** Begin Input **

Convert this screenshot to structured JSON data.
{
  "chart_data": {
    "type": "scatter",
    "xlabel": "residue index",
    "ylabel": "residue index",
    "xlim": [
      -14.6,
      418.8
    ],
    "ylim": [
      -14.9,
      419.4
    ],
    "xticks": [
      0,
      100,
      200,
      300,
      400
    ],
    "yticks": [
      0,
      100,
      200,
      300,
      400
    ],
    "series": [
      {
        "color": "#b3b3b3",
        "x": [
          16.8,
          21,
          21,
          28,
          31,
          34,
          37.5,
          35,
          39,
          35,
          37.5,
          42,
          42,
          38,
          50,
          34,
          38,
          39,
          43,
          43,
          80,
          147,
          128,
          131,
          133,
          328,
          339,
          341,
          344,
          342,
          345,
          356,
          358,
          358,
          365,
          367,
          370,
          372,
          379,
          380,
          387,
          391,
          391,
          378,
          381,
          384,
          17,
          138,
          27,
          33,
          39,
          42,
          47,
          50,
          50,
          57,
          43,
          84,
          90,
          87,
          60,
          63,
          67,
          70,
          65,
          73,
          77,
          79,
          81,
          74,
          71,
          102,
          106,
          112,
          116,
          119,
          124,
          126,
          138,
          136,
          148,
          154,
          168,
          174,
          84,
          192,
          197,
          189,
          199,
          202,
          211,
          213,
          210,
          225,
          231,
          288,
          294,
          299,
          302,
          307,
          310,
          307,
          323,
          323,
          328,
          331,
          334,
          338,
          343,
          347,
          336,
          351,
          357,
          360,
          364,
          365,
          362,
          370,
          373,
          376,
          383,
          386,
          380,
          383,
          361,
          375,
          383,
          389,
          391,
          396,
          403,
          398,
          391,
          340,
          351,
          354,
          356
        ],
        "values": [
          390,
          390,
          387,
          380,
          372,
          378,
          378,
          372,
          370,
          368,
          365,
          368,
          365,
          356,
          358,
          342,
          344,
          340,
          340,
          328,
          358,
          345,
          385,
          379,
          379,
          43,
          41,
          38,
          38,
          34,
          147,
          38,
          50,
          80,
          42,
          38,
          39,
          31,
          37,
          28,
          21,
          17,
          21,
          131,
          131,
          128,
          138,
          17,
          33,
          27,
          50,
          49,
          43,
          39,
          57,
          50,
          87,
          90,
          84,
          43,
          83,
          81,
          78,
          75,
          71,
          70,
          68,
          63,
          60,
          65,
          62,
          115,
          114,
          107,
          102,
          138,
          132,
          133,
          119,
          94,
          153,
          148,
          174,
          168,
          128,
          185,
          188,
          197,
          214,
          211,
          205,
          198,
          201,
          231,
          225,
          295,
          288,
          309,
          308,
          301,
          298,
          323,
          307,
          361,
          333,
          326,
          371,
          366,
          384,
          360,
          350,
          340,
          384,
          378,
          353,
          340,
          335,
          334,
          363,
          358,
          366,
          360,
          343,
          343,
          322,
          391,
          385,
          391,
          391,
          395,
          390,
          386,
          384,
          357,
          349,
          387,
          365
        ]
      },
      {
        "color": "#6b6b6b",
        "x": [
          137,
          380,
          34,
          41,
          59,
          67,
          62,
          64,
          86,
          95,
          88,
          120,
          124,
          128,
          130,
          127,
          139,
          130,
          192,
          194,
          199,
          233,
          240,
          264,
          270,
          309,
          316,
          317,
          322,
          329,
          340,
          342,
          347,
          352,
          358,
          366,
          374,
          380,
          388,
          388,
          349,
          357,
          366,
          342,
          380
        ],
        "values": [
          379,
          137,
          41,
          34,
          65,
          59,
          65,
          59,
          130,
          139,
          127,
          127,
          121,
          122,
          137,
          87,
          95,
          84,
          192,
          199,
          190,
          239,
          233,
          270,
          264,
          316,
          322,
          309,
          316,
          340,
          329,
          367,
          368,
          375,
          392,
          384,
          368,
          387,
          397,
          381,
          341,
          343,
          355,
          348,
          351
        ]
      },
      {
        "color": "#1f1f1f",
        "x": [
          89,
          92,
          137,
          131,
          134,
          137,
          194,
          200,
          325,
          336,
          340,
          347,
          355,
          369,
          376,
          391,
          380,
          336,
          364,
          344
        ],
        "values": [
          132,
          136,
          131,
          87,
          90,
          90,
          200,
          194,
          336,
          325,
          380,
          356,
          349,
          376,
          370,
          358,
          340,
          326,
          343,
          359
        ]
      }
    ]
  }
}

** End Input **

§ **Work to complete**: Copy every line of the listing that includes the string "index".

§ **Result below**:
    "xlabel": "residue index",
    "ylabel": "residue index",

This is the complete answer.